WHAT IS ASKED:
Your task is to output all the records below, word for word.

======== EXERCISE INPUT

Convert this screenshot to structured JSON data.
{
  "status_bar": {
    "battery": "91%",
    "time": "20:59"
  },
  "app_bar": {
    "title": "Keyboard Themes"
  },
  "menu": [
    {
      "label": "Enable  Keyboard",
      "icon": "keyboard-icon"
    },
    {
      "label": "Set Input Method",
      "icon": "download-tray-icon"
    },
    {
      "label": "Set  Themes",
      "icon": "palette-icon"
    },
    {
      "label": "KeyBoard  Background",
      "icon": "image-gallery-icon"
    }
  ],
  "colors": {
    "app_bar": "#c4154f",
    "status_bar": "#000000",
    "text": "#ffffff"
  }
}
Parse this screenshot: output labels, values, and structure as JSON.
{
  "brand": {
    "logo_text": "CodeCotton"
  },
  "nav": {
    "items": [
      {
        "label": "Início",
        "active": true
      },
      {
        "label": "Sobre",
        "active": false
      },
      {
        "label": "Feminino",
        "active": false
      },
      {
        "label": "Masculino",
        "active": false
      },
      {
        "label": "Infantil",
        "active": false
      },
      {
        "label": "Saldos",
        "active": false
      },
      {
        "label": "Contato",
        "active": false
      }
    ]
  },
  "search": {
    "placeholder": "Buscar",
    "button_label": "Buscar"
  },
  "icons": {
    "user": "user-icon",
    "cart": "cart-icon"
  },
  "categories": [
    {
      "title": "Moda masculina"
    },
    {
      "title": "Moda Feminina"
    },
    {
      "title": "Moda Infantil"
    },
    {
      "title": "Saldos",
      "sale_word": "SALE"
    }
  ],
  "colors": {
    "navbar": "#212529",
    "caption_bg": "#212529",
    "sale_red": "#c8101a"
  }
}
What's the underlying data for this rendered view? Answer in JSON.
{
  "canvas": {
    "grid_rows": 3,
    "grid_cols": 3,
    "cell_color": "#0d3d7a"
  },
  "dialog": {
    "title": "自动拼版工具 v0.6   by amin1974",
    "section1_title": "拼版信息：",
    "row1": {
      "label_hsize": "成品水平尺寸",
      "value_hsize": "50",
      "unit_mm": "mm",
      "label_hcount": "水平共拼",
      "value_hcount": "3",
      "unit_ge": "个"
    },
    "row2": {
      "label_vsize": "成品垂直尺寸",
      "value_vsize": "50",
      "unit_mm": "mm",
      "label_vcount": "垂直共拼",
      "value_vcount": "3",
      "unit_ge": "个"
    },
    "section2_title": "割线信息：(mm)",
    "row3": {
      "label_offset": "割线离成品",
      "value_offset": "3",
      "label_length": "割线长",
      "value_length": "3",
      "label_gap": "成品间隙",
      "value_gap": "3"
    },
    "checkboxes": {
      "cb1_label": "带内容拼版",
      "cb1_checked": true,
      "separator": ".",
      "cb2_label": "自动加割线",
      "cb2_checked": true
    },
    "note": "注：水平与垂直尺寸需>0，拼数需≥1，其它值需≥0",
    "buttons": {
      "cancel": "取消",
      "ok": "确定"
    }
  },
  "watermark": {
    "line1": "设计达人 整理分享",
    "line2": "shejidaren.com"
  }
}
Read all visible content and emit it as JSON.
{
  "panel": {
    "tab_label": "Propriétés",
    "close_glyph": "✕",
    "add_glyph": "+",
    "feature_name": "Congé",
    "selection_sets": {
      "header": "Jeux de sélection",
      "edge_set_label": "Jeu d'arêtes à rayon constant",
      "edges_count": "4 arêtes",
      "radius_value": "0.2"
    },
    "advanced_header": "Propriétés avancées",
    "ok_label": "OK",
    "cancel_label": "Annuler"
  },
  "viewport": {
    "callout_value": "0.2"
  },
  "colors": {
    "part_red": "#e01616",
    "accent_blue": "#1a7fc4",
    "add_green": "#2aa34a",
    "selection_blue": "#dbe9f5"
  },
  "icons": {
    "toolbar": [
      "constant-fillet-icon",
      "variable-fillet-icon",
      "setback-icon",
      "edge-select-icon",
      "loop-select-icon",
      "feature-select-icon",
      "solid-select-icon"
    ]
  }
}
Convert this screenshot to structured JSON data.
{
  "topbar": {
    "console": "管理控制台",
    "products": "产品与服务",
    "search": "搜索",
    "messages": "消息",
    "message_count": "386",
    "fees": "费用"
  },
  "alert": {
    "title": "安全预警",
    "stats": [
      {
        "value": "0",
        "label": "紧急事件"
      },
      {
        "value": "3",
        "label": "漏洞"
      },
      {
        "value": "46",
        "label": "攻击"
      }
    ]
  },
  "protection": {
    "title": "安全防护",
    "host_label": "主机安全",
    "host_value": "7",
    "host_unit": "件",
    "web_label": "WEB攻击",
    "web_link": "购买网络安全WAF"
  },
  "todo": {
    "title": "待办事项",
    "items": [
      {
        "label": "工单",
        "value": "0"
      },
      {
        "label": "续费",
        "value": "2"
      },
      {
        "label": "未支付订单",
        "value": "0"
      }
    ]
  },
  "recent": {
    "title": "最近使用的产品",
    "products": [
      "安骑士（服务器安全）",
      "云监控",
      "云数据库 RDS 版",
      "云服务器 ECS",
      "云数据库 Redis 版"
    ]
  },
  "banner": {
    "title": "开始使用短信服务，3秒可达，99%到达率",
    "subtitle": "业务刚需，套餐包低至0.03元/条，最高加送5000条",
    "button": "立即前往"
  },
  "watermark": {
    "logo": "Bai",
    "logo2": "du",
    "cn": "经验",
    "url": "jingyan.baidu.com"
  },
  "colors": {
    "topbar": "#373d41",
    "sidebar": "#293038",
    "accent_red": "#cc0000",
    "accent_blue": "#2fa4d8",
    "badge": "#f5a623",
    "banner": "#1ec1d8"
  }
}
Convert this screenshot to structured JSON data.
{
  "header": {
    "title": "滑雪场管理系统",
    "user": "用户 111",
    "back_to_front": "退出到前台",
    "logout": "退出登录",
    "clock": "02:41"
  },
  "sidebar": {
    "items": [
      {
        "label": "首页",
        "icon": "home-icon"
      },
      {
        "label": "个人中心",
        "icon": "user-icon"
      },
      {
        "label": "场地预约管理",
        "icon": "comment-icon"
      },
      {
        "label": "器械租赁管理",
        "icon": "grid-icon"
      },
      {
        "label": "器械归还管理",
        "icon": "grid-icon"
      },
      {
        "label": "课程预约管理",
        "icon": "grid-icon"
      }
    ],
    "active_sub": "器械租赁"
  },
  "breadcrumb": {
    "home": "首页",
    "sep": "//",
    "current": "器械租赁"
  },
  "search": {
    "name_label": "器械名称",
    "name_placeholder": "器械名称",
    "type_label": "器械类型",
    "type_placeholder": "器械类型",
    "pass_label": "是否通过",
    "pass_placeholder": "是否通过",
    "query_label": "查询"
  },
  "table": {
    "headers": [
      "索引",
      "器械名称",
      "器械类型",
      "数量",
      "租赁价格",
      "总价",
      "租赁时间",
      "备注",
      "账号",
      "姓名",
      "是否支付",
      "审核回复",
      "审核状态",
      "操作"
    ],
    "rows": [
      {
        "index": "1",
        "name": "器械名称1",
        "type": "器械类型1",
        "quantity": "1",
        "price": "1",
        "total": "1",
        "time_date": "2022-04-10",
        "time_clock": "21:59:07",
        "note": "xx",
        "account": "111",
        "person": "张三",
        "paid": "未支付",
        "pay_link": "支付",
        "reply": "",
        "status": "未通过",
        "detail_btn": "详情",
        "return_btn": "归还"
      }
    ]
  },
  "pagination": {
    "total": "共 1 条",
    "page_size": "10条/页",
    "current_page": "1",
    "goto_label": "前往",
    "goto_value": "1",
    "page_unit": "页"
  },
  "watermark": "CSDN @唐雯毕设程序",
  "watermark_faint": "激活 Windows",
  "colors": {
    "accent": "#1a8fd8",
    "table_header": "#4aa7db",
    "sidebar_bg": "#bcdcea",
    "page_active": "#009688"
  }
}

================

RESPONSE FOR THIS EXERCISE:
Convert this screenshot to structured JSON data.
{
  "status_bar": {
    "battery": "91%",
    "time": "20:59"
  },
  "app_bar": {
    "title": "Keyboard Themes"
  },
  "menu": [
    {
      "label": "Enable  Keyboard",
      "icon": "keyboard-icon"
    },
    {
      "label": "Set Input Method",
      "icon": "download-tray-icon"
    },
    {
      "label": "Set  Themes",
      "icon": "palette-icon"
    },
    {
      "label": "KeyBoard  Background",
      "icon": "image-gallery-icon"
    }
  ],
  "colors": {
    "app_bar": "#c4154f",
    "status_bar": "#000000",
    "text": "#ffffff"
  }
}
Parse this screenshot: output labels, values, and structure as JSON.
{
  "brand": {
    "logo_text": "CodeCotton"
  },
  "nav": {
    "items": [
      {
        "label": "Início",
        "active": true
      },
      {
        "label": "Sobre",
        "active": false
      },
      {
        "label": "Feminino",
        "active": false
      },
      {
        "label": "Masculino",
        "active": false
      },
      {
        "label": "Infantil",
        "active": false
      },
      {
        "label": "Saldos",
        "active": false
      },
      {
        "label": "Contato",
        "active": false
      }
    ]
  },
  "search": {
    "placeholder": "Buscar",
    "button_label": "Buscar"
  },
  "icons": {
    "user": "user-icon",
    "cart": "cart-icon"
  },
  "categories": [
    {
      "title": "Moda masculina"
    },
    {
      "title": "Moda Feminina"
    },
    {
      "title": "Moda Infantil"
    },
    {
      "title": "Saldos",
      "sale_word": "SALE"
    }
  ],
  "colors": {
    "navbar": "#212529",
    "caption_bg": "#212529",
    "sale_red": "#c8101a"
  }
}
What's the underlying data for this rendered view? Answer in JSON.
{
  "canvas": {
    "grid_rows": 3,
    "grid_cols": 3,
    "cell_color": "#0d3d7a"
  },
  "dialog": {
    "title": "自动拼版工具 v0.6   by amin1974",
    "section1_title": "拼版信息：",
    "row1": {
      "label_hsize": "成品水平尺寸",
      "value_hsize": "50",
      "unit_mm": "mm",
      "label_hcount": "水平共拼",
      "value_hcount": "3",
      "unit_ge": "个"
    },
    "row2": {
      "label_vsize": "成品垂直尺寸",
      "value_vsize": "50",
      "unit_mm": "mm",
      "label_vcount": "垂直共拼",
      "value_vcount": "3",
      "unit_ge": "个"
    },
    "section2_title": "割线信息：(mm)",
    "row3": {
      "label_offset": "割线离成品",
      "value_offset": "3",
      "label_length": "割线长",
      "value_length": "3",
      "label_gap": "成品间隙",
      "value_gap": "3"
    },
    "checkboxes": {
      "cb1_label": "带内容拼版",
      "cb1_checked": true,
      "separator": ".",
      "cb2_label": "自动加割线",
      "cb2_checked": true
    },
    "note": "注：水平与垂直尺寸需>0，拼数需≥1，其它值需≥0",
    "buttons": {
      "cancel": "取消",
      "ok": "确定"
    }
  },
  "watermark": {
    "line1": "设计达人 整理分享",
    "line2": "shejidaren.com"
  }
}
Read all visible content and emit it as JSON.
{
  "panel": {
    "tab_label": "Propriétés",
    "close_glyph": "✕",
    "add_glyph": "+",
    "feature_name": "Congé",
    "selection_sets": {
      "header": "Jeux de sélection",
      "edge_set_label": "Jeu d'arêtes à rayon constant",
      "edges_count": "4 arêtes",
      "radius_value": "0.2"
    },
    "advanced_header": "Propriétés avancées",
    "ok_label": "OK",
    "cancel_label": "Annuler"
  },
  "viewport": {
    "callout_value": "0.2"
  },
  "colors": {
    "part_red": "#e01616",
    "accent_blue": "#1a7fc4",
    "add_green": "#2aa34a",
    "selection_blue": "#dbe9f5"
  },
  "icons": {
    "toolbar": [
      "constant-fillet-icon",
      "variable-fillet-icon",
      "setback-icon",
      "edge-select-icon",
      "loop-select-icon",
      "feature-select-icon",
      "solid-select-icon"
    ]
  }
}
Convert this screenshot to structured JSON data.
{
  "topbar": {
    "console": "管理控制台",
    "products": "产品与服务",
    "search": "搜索",
    "messages": "消息",
    "message_count": "386",
    "fees": "费用"
  },
  "alert": {
    "title": "安全预警",
    "stats": [
      {
        "value": "0",
        "label": "紧急事件"
      },
      {
        "value": "3",
        "label": "漏洞"
      },
      {
        "value": "46",
        "label": "攻击"
      }
    ]
  },
  "protection": {
    "title": "安全防护",
    "host_label": "主机安全",
    "host_value": "7",
    "host_unit": "件",
    "web_label": "WEB攻击",
    "web_link": "购买网络安全WAF"
  },
  "todo": {
    "title": "待办事项",
    "items": [
      {
        "label": "工单",
        "value": "0"
      },
      {
        "label": "续费",
        "value": "2"
      },
      {
        "label": "未支付订单",
        "value": "0"
      }
    ]
  },
  "recent": {
    "title": "最近使用的产品",
    "products": [
      "安骑士（服务器安全）",
      "云监控",
      "云数据库 RDS 版",
      "云服务器 ECS",
      "云数据库 Redis 版"
    ]
  },
  "banner": {
    "title": "开始使用短信服务，3秒可达，99%到达率",
    "subtitle": "业务刚需，套餐包低至0.03元/条，最高加送5000条",
    "button": "立即前往"
  },
  "watermark": {
    "logo": "Bai",
    "logo2": "du",
    "cn": "经验",
    "url": "jingyan.baidu.com"
  },
  "colors": {
    "topbar": "#373d41",
    "sidebar": "#293038",
    "accent_red": "#cc0000",
    "accent_blue": "#2fa4d8",
    "badge": "#f5a623",
    "banner": "#1ec1d8"
  }
}
Convert this screenshot to structured JSON data.
{
  "header": {
    "title": "滑雪场管理系统",
    "user": "用户 111",
    "back_to_front": "退出到前台",
    "logout": "退出登录",
    "clock": "02:41"
  },
  "sidebar": {
    "items": [
      {
        "label": "首页",
        "icon": "home-icon"
      },
      {
        "label": "个人中心",
        "icon": "user-icon"
      },
      {
        "label": "场地预约管理",
        "icon": "comment-icon"
      },
      {
        "label": "器械租赁管理",
        "icon": "grid-icon"
      },
      {
        "label": "器械归还管理",
        "icon": "grid-icon"
      },
      {
        "label": "课程预约管理",
        "icon": "grid-icon"
      }
    ],
    "active_sub": "器械租赁"
  },
  "breadcrumb": {
    "home": "首页",
    "sep": "//",
    "current": "器械租赁"
  },
  "search": {
    "name_label": "器械名称",
    "name_placeholder": "器械名称",
    "type_label": "器械类型",
    "type_placeholder": "器械类型",
    "pass_label": "是否通过",
    "pass_placeholder": "是否通过",
    "query_label": "查询"
  },
  "table": {
    "headers": [
      "索引",
      "器械名称",
      "器械类型",
      "数量",
      "租赁价格",
      "总价",
      "租赁时间",
      "备注",
      "账号",
      "姓名",
      "是否支付",
      "审核回复",
      "审核状态",
      "操作"
    ],
    "rows": [
      {
        "index": "1",
        "name": "器械名称1",
        "type": "器械类型1",
        "quantity": "1",
        "price": "1",
        "total": "1",
        "time_date": "2022-04-10",
        "time_clock": "21:59:07",
        "note": "xx",
        "account": "111",
        "person": "张三",
        "paid": "未支付",
        "pay_link": "支付",
        "reply": "",
        "status": "未通过",
        "detail_btn": "详情",
        "return_btn": "归还"
      }
    ]
  },
  "pagination": {
    "total": "共 1 条",
    "page_size": "10条/页",
    "current_page": "1",
    "goto_label": "前往",
    "goto_value": "1",
    "page_unit": "页"
  },
  "watermark": "CSDN @唐雯毕设程序",
  "watermark_faint": "激活 Windows",
  "colors": {
    "accent": "#1a8fd8",
    "table_header": "#4aa7db",
    "sidebar_bg": "#bcdcea",
    "page_active": "#009688"
  }
}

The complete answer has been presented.